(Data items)

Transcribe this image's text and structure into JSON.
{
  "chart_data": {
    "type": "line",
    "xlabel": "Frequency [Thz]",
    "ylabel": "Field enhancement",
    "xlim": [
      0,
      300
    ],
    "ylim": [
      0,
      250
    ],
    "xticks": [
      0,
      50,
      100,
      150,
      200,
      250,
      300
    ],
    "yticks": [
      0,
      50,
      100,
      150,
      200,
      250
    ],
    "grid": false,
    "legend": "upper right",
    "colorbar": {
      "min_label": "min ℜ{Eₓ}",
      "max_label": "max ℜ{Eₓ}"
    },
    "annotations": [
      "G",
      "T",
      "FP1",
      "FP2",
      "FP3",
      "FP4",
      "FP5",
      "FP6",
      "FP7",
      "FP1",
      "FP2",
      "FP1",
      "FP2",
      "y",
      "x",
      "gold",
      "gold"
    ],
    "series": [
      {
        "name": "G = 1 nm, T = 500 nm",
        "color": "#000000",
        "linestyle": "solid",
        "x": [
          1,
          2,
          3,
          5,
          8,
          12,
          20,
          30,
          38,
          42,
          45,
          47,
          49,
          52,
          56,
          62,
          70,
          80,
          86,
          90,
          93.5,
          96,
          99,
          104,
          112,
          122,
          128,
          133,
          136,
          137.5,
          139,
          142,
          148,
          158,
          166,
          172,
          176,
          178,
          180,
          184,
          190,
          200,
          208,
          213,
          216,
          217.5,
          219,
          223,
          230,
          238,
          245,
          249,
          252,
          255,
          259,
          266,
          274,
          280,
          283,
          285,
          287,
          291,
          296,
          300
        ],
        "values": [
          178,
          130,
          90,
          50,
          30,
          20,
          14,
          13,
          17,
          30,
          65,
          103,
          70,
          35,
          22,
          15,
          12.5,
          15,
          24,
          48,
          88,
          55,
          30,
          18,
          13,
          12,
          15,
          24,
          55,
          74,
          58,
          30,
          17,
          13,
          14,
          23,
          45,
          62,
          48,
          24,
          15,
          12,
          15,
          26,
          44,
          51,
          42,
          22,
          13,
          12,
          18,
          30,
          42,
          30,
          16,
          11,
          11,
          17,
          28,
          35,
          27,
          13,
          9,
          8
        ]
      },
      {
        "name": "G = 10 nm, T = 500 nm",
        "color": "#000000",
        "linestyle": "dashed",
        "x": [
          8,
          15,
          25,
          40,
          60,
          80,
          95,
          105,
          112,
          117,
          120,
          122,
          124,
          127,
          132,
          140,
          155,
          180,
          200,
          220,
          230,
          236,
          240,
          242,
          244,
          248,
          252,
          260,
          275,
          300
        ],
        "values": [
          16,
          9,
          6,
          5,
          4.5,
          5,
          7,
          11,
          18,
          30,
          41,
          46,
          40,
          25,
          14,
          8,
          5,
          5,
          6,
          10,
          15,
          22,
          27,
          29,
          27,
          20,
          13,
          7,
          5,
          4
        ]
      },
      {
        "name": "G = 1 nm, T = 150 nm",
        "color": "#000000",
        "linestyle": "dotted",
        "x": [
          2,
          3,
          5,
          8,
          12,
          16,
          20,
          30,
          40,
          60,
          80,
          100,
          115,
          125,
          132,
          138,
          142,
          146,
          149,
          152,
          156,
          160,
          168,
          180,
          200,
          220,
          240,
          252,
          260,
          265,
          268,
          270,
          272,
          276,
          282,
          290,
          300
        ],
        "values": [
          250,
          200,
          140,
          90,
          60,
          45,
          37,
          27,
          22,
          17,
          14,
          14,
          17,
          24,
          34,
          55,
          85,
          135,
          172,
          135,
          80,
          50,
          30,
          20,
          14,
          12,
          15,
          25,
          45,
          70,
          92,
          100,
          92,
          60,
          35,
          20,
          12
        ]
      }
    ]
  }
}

> **Aim of the task**
Only lines with "linestyle" are wanted here; list each of them.

> **Exercise result**
        "linestyle": "solid",
        "linestyle": "dashed",
        "linestyle": "dotted",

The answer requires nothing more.